PROBLEM TO SOLVE = Check each line of the records below and collect those holding "Purge".

--- START OF DATASET ENTRIES ---

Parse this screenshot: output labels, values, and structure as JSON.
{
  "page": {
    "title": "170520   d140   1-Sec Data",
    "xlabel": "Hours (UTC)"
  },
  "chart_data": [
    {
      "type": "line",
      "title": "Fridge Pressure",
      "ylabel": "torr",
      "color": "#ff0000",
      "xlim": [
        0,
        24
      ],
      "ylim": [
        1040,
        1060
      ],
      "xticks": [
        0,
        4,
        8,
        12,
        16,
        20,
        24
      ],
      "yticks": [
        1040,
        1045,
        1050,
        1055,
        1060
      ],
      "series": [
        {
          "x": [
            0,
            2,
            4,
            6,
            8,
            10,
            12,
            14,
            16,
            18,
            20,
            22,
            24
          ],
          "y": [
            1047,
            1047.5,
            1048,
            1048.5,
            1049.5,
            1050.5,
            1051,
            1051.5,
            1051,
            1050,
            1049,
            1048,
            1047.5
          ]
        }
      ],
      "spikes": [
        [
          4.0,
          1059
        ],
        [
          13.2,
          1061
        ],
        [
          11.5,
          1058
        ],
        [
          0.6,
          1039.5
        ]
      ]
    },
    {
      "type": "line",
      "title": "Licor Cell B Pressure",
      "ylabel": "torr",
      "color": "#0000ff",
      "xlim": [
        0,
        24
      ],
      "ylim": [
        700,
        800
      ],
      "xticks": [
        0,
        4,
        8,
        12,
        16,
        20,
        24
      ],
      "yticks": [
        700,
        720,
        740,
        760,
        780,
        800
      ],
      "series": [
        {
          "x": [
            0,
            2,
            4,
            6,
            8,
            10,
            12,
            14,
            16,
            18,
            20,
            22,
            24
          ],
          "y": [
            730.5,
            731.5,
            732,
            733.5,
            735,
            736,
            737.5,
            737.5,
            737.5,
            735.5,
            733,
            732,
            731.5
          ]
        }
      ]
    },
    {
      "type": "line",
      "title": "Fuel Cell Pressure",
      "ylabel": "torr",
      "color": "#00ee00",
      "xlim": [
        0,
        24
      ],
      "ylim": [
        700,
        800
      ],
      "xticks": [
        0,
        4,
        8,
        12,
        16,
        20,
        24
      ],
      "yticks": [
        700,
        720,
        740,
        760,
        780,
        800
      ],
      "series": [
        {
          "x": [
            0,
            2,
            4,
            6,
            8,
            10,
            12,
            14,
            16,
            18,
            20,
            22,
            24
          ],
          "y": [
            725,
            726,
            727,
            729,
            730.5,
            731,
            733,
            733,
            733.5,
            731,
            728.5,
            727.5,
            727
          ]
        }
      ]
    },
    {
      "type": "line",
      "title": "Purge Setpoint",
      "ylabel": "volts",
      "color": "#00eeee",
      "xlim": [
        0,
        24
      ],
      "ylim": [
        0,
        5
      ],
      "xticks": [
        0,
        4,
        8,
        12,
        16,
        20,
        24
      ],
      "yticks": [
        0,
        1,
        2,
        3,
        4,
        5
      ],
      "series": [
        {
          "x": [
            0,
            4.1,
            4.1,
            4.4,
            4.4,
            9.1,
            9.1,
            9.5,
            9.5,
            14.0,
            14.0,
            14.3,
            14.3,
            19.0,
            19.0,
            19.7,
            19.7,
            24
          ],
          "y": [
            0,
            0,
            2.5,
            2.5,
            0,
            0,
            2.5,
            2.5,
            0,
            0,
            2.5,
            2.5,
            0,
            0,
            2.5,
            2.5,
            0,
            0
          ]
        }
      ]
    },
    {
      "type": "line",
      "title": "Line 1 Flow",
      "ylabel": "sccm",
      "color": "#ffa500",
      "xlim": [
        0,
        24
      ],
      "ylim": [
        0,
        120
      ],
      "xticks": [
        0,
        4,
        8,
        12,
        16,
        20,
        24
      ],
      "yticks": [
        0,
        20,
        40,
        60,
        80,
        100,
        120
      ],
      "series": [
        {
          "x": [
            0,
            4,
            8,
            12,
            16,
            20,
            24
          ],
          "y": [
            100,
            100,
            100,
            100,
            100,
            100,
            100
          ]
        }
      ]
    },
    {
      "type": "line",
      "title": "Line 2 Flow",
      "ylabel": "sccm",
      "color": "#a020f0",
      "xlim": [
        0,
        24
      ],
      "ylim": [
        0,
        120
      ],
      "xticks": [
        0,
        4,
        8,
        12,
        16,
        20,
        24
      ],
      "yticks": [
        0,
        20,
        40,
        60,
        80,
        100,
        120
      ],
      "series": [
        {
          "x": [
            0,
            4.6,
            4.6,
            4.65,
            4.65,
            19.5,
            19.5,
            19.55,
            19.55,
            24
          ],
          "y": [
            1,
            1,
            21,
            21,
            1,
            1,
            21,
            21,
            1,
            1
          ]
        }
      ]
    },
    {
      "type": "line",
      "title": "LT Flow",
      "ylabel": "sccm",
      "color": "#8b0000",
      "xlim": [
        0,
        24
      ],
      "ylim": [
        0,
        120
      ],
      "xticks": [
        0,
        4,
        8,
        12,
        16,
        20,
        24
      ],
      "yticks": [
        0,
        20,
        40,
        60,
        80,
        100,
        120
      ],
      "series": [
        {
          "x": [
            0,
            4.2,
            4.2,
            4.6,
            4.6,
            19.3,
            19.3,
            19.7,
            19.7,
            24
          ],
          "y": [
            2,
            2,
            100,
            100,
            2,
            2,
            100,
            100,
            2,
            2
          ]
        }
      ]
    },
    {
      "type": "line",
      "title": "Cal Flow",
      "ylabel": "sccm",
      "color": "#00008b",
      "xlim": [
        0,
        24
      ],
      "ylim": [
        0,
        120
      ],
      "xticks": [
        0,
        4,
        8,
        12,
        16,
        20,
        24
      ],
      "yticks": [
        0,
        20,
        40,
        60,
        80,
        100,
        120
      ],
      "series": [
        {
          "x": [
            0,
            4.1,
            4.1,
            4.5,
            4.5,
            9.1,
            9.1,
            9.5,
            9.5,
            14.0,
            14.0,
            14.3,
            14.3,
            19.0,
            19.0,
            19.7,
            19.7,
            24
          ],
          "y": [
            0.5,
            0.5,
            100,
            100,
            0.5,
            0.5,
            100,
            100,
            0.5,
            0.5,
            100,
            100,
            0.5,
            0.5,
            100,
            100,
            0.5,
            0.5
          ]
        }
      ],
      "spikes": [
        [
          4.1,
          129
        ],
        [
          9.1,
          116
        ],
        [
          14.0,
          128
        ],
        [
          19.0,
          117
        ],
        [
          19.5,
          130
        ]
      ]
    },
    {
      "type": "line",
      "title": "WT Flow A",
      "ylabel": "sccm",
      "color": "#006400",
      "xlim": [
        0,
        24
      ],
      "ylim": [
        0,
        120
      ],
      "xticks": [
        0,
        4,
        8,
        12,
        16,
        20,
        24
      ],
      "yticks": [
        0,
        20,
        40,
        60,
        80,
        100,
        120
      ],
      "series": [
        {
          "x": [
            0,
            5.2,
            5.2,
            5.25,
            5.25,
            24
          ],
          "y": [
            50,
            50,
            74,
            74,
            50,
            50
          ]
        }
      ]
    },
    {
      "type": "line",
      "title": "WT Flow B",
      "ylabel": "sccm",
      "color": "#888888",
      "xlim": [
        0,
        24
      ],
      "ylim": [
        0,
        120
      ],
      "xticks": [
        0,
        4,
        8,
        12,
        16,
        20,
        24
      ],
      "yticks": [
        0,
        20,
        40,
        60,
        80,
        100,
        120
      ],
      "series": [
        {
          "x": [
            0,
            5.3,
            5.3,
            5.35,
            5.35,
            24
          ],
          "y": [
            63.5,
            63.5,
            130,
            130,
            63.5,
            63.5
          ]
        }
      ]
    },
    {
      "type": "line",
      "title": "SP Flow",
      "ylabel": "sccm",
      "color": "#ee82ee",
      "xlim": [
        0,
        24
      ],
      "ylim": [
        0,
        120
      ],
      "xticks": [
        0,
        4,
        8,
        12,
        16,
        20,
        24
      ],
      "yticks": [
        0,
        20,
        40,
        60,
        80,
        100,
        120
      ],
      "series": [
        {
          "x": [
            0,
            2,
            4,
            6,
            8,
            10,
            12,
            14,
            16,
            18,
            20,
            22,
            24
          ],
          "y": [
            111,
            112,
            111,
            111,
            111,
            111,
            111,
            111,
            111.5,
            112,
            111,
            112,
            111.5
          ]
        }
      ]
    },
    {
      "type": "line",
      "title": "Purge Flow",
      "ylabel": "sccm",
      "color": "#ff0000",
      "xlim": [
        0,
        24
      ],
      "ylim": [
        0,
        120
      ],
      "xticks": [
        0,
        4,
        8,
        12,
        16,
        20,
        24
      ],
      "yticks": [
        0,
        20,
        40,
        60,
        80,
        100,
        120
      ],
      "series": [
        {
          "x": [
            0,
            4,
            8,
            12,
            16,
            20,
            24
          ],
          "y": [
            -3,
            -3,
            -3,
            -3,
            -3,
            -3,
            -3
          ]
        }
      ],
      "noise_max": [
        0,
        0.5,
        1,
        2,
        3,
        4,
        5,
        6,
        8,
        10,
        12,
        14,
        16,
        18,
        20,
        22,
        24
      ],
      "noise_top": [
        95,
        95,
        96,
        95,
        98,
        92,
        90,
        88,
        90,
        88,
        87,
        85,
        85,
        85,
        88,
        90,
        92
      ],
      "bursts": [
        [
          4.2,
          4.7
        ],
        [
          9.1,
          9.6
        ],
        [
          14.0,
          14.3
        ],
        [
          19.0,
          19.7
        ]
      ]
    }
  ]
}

--- END OF DATASET ENTRIES ---

FINISHED EXERCISE =
      "title": "Purge Setpoint",
      "title": "Purge Flow",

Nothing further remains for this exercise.